● Given task: From the entries below, gather each line containing the word "into".

[Data extracted from a collection]

* * * * *

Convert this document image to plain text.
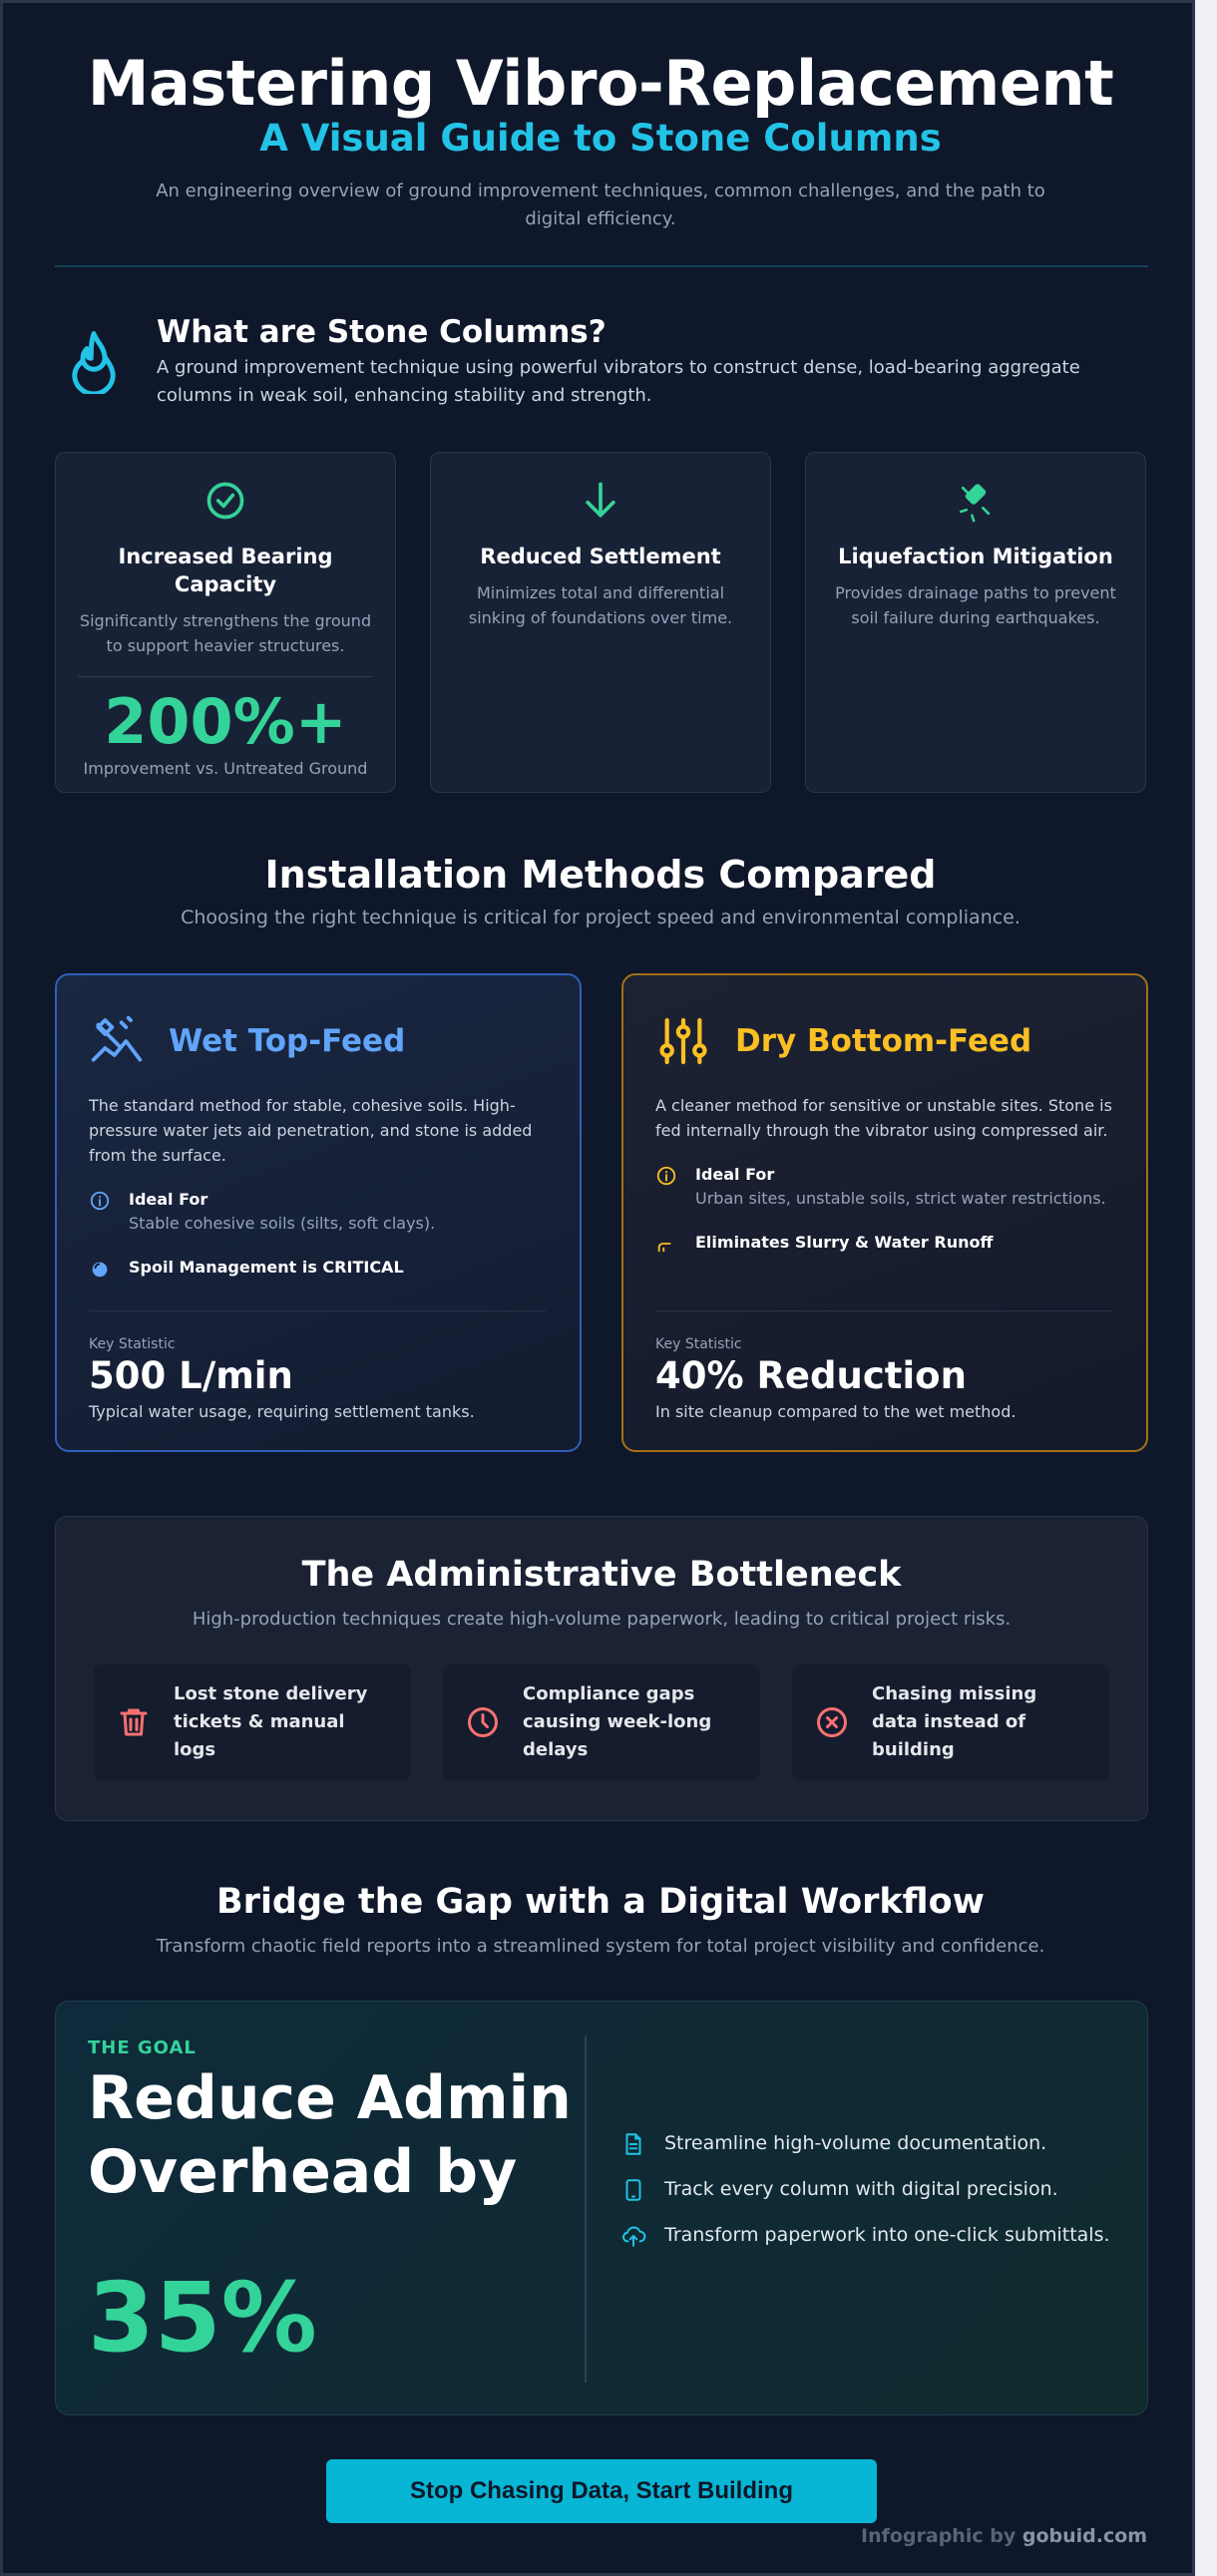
Mastering Vibro-Replacement
A Visual Guide to Stone Columns
An engineering overview of ground improvement techniques, common challenges, and the path to digital efficiency.
What are Stone Columns?
A ground improvement technique using powerful vibrators to construct dense, load-bearing aggregate columns in weak soil, enhancing stability and strength.
Increased Bearing Capacity
Significantly strengthens the ground to support heavier structures.
200%+
Improvement vs. Untreated Ground
Reduced Settlement
Minimizes total and differential sinking of foundations over time.
Liquefaction Mitigation
Provides drainage paths to prevent soil failure during earthquakes.
Installation Methods Compared
Choosing the right technique is critical for project speed and environmental compliance.
Wet Top-Feed
The standard method for stable, cohesive soils. High-pressure water jets aid penetration, and stone is added from the surface.
Ideal For
Stable cohesive soils (silts, soft clays).
Spoil Management is CRITICAL
Key Statistic
500 L/min
Typical water usage, requiring settlement tanks.
Dry Bottom-Feed
A cleaner method for sensitive or unstable sites. Stone is fed internally through the vibrator using compressed air.
Ideal For
Urban sites, unstable soils, strict water restrictions.
Eliminates Slurry & Water Runoff
Key Statistic
40% Reduction
In site cleanup compared to the wet method.
The Administrative Bottleneck
High-production techniques create high-volume paperwork, leading to critical project risks.
Lost stone delivery tickets & manual logs
Compliance gaps causing week-long delays
Chasing missing data instead of building
Bridge the Gap with a Digital Workflow
Transform chaotic field reports into a streamlined system for total project visibility and confidence.
THE GOAL
Reduce Admin Overhead by
35%
Streamline high-volume documentation.
Track every column with digital precision.
Transform paperwork into one-click submittals.
Stop Chasing Data, Start Building
Infographic by gobuid.com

* * * * *

● Exercise response:
Transform chaotic field reports into a streamlined system for total project visibility and confidence.
Transform paperwork into one-click submittals.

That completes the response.